[BEGIN]

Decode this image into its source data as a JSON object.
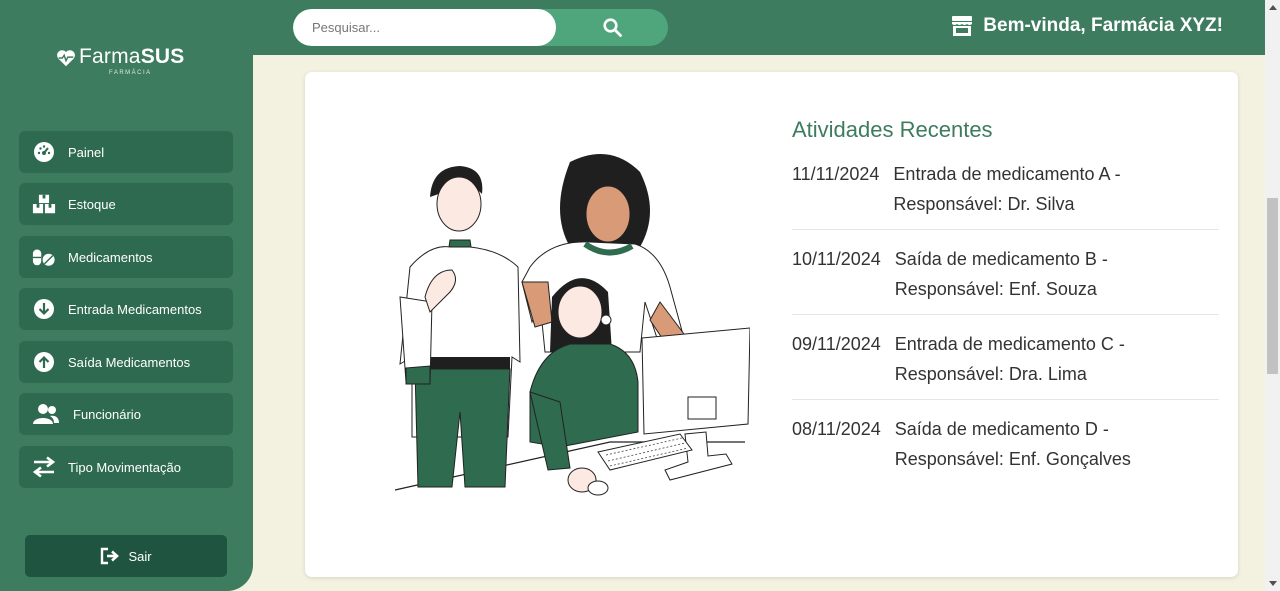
{
  "brand": {
    "name_light": "Farma",
    "name_bold": "SUS",
    "subtitle": "FARMÁCIA"
  },
  "sidebar": {
    "items": [
      {
        "label": "Painel",
        "icon": "dashboard-icon"
      },
      {
        "label": "Estoque",
        "icon": "boxes-icon"
      },
      {
        "label": "Medicamentos",
        "icon": "pills-icon"
      },
      {
        "label": "Entrada Medicamentos",
        "icon": "arrow-circle-down-icon"
      },
      {
        "label": "Saída Medicamentos",
        "icon": "arrow-circle-up-icon"
      },
      {
        "label": "Funcionário",
        "icon": "users-icon"
      },
      {
        "label": "Tipo Movimentação",
        "icon": "exchange-icon"
      }
    ],
    "logout_label": "Sair"
  },
  "header": {
    "search_placeholder": "Pesquisar...",
    "welcome": "Bem-vinda, Farmácia XYZ!"
  },
  "activities": {
    "title": "Atividades Recentes",
    "items": [
      {
        "date": "11/11/2024",
        "text": "Entrada de medicamento A - Responsável: Dr. Silva"
      },
      {
        "date": "10/11/2024",
        "text": "Saída de medicamento B - Responsável: Enf. Souza"
      },
      {
        "date": "09/11/2024",
        "text": "Entrada de medicamento C - Responsável: Dra. Lima"
      },
      {
        "date": "08/11/2024",
        "text": "Saída de medicamento D - Responsável: Enf. Gonçalves"
      }
    ]
  },
  "colors": {
    "primary": "#3d7c5f",
    "nav_item": "#2e6a4f",
    "logout": "#1e5440",
    "search_button": "#4fa67d",
    "background": "#f3f1e0"
  }
}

[END]

- Exercise
Find and copy each line above that includes the string "text".

- Expected output
        "text": "Entrada de medicamento A - Responsável: Dr. Silva"
        "text": "Saída de medicamento B - Responsável: Enf. Souza"
        "text": "Entrada de medicamento C - Responsável: Dra. Lima"
        "text": "Saída de medicamento D - Responsável: Enf. Gonçalves"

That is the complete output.